Amid the tidal strings of the rapturous "Paris Train" she surrenders to romantic abandon. On "Anywhere," she explores her sensual side alongside torchy jazz beats and smoky horns. It's a striking contrast to the heavy-hearted balladeer who, just a few years ago, sang of being "just alive enough to die."

Daybreaker not only led to collaborations with ex-Smiths guitarist Johnny Marr, William Orbit, Everything but the Girl's Ben Watt and the Chemical Brothers (who gave the title track its tripadelic grooves), it reunited Orton with the crew with whom she made Central Reservation and its predecessor, Trailer Park: multi-instrumentalist Ted Barnes, bassist Ali Friend, pianist Sean Read and drummer Will Blanchard.

"There's different ways of writing on this album," Orton explains. "There's me coming with songs; there's me and Ted sitting together and him coming up with a riff and me writing my words and melodies over the top as well. Like 'Ted's Waltz' was a riff he had. He was playing it, and I just opened my mouth and out came that song, words and all, everything!"

After digging into her crate of unreleased tracks for "Carmella" and "Concrete Sky," Orton convinced former Lilith Fair cohort Emmylou Harris to lend her angelic warble to the confessional "God Song." Ryan Adams, who provided guitar, piano and harmony vocals for "Concrete Sky," supplied her with an original "OK," which was retitled "This One's Gonna Bruise."

_GIVEN REQUEST:_ In the text about Orton's album Daybreaker, what new title was given to the song "OK" that Ryan Adams supplied?

_MATERIAL SUPPLIED:_
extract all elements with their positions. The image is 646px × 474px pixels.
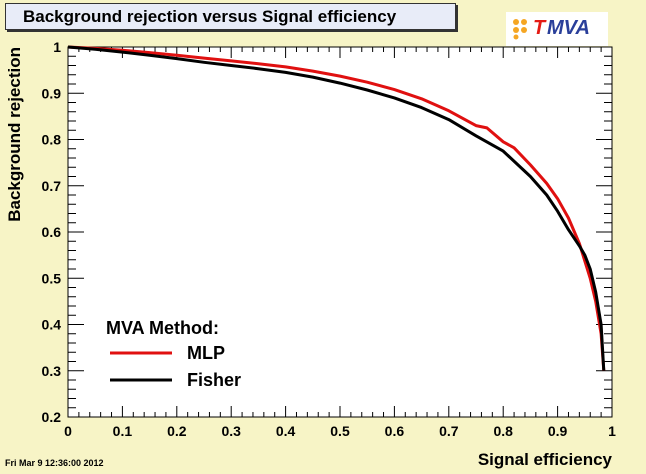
y-tick-label: 0.7 [42,178,62,194]
legend-label-fisher: Fisher [187,370,241,390]
footer-timestamp: Fri Mar 9 12:36:00 2012 [5,458,104,468]
y-tick-label: 0.2 [42,409,62,425]
logo-mva: MVA [547,17,590,39]
y-tick-label: 1 [53,39,61,55]
x-tick-label: 0 [64,423,72,439]
x-tick-label: 0.7 [439,423,459,439]
legend: MVA Method: MLP Fisher [106,318,241,390]
tmva-logo: T MVA [506,12,608,46]
x-tick-label: 0.9 [548,423,568,439]
y-tick-label: 0.6 [42,224,62,240]
legend-label-mlp: MLP [187,343,225,363]
axis-ticks [67,46,613,418]
x-tick-labels: 0 0.1 0.2 0.3 0.4 0.5 0.6 0.7 0.8 0.9 1 [64,423,616,439]
x-tick-label: 0.5 [330,423,350,439]
x-tick-label: 0.8 [493,423,513,439]
x-tick-label: 0.2 [167,423,187,439]
x-tick-label: 0.1 [113,423,133,439]
y-tick-label: 0.5 [42,270,62,286]
logo-t: T [533,17,546,39]
x-tick-label: 0.3 [221,423,241,439]
x-tick-label: 1 [608,423,616,439]
x-axis-label: Signal efficiency [478,450,613,469]
plot-area [67,46,613,418]
series-line-mlp [67,45,606,371]
y-tick-label: 0.4 [42,317,62,333]
legend-title: MVA Method: [106,318,219,338]
series-lines [67,45,606,371]
y-tick-label: 0.3 [42,363,62,379]
logo-dots-icon [513,19,527,40]
x-tick-label: 0.6 [385,423,405,439]
chart-title: Background rejection versus Signal effic… [5,3,456,30]
x-tick-label: 0.4 [276,423,296,439]
series-line-fisher [67,45,606,371]
y-tick-labels: 0.2 0.3 0.4 0.5 0.6 0.7 0.8 0.9 1 [42,39,62,425]
y-axis-label: Background rejection [5,47,24,222]
y-tick-label: 0.8 [42,132,62,148]
y-tick-label: 0.9 [42,85,62,101]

_ANSWER IN FULL:_ "This One's Gonna Bruise."